• _PROBLEM TO SOLVE_
Search the records below for the word "description". Pull out each line that has it.

• _ENTRIES PROVIDED_
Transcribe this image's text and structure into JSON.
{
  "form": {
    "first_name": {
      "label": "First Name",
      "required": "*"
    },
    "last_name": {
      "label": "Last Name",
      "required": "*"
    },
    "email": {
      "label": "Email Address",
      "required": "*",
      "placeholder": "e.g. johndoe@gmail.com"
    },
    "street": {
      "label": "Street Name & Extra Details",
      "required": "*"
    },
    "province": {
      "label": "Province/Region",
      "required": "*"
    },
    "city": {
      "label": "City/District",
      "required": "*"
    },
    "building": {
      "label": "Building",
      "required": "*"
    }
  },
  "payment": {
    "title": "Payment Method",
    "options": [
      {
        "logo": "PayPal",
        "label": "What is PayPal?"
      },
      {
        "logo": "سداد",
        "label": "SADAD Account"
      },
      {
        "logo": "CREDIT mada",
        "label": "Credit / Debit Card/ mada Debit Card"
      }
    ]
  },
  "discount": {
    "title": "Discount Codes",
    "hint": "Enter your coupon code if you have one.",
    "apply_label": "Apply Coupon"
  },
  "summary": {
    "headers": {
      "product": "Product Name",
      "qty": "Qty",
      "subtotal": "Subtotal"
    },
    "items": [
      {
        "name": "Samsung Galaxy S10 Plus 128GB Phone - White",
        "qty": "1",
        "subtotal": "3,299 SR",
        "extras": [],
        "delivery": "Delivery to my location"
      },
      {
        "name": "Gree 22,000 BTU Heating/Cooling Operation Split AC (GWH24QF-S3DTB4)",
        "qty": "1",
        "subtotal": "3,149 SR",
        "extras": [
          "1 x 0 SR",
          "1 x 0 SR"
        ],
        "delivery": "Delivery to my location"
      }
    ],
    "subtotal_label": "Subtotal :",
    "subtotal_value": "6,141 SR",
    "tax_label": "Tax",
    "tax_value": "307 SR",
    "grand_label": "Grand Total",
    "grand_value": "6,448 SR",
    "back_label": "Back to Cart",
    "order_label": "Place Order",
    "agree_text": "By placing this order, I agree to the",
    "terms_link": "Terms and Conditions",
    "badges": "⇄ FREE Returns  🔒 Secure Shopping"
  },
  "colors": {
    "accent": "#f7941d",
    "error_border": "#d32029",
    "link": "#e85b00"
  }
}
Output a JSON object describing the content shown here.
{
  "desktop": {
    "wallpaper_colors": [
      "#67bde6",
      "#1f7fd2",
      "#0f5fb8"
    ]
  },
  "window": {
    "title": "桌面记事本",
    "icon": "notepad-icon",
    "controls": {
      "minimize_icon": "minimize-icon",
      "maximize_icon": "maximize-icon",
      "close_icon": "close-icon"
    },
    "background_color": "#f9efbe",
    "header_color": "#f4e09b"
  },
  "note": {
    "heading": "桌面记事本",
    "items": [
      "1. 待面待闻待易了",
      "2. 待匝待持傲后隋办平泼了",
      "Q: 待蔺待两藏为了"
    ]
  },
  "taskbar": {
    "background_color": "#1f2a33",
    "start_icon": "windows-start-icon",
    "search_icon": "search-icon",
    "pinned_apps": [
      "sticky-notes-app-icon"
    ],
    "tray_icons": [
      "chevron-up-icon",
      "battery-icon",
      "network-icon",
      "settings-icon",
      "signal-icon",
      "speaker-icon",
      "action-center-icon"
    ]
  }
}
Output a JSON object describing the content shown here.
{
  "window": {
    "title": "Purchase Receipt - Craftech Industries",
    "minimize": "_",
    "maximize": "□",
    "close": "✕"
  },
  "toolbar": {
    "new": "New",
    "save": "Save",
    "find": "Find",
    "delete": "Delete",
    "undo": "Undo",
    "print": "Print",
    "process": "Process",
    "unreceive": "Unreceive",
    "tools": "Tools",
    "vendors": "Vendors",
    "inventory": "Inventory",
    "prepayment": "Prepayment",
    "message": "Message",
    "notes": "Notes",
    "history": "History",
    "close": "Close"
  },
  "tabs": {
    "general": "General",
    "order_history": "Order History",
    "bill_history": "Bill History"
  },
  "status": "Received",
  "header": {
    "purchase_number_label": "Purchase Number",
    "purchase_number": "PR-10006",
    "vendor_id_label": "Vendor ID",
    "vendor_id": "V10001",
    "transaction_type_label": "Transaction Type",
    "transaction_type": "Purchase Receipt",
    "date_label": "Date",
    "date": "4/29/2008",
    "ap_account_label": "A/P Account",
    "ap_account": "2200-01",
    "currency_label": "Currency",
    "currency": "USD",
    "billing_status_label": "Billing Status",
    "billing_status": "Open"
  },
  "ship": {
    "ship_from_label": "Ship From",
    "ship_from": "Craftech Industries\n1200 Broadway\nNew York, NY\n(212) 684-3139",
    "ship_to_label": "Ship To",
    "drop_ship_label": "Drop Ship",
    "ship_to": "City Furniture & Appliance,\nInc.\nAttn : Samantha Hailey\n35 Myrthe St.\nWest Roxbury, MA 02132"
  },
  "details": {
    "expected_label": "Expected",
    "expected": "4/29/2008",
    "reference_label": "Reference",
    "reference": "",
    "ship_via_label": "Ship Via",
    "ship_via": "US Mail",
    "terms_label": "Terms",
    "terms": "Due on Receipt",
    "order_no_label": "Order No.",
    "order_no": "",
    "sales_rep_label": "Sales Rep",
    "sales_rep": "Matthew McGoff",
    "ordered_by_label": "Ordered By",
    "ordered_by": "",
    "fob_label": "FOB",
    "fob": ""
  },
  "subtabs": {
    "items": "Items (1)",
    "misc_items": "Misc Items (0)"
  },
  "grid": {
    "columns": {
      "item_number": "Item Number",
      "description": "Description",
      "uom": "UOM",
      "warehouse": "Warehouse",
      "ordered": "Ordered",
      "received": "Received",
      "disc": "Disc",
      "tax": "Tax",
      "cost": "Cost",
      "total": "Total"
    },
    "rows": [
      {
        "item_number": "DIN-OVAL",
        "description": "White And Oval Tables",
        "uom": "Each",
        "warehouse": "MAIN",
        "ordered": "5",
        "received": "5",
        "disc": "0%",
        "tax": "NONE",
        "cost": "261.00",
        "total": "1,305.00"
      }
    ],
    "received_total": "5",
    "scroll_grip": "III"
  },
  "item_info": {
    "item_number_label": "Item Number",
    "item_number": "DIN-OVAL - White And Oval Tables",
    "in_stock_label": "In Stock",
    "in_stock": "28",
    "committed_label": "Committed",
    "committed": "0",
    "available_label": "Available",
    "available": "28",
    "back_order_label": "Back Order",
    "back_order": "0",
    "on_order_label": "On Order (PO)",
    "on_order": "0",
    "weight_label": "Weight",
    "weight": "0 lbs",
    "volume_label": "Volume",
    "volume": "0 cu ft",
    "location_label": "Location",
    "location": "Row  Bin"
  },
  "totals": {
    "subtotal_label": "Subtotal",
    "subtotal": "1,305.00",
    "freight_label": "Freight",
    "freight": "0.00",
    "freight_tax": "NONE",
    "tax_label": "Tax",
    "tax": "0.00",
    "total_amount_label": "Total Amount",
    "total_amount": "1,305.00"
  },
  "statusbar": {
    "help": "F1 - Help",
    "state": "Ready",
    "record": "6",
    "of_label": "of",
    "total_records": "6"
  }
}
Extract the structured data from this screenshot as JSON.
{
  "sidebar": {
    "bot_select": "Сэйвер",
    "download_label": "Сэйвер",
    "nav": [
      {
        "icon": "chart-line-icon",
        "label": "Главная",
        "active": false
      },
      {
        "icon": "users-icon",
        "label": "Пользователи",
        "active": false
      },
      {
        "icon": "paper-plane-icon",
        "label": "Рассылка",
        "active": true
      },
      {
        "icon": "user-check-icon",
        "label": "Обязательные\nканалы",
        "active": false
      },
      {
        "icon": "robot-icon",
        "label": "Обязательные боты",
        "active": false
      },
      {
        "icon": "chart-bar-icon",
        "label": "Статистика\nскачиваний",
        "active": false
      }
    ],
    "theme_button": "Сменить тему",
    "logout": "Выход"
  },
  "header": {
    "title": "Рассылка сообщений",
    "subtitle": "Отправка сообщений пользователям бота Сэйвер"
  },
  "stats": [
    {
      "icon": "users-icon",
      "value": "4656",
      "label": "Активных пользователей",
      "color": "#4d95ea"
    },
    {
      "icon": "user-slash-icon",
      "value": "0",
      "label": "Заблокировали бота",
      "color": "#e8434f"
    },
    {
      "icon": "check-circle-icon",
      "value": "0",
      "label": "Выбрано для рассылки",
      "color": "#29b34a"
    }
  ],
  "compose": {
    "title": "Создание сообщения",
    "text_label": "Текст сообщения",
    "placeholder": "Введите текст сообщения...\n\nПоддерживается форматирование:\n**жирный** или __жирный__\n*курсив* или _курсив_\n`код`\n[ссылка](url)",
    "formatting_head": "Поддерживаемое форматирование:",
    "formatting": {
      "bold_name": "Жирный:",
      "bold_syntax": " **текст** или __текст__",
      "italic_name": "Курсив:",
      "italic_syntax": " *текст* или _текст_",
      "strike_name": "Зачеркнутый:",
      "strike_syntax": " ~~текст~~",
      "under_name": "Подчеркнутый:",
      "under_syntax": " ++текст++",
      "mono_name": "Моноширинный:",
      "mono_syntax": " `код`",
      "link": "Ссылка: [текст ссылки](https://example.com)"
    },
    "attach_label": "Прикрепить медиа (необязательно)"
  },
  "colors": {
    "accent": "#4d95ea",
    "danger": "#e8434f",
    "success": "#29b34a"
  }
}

• _ANSWER TO THIS TASK_
      "description": "Description",
        "description": "White And Oval Tables",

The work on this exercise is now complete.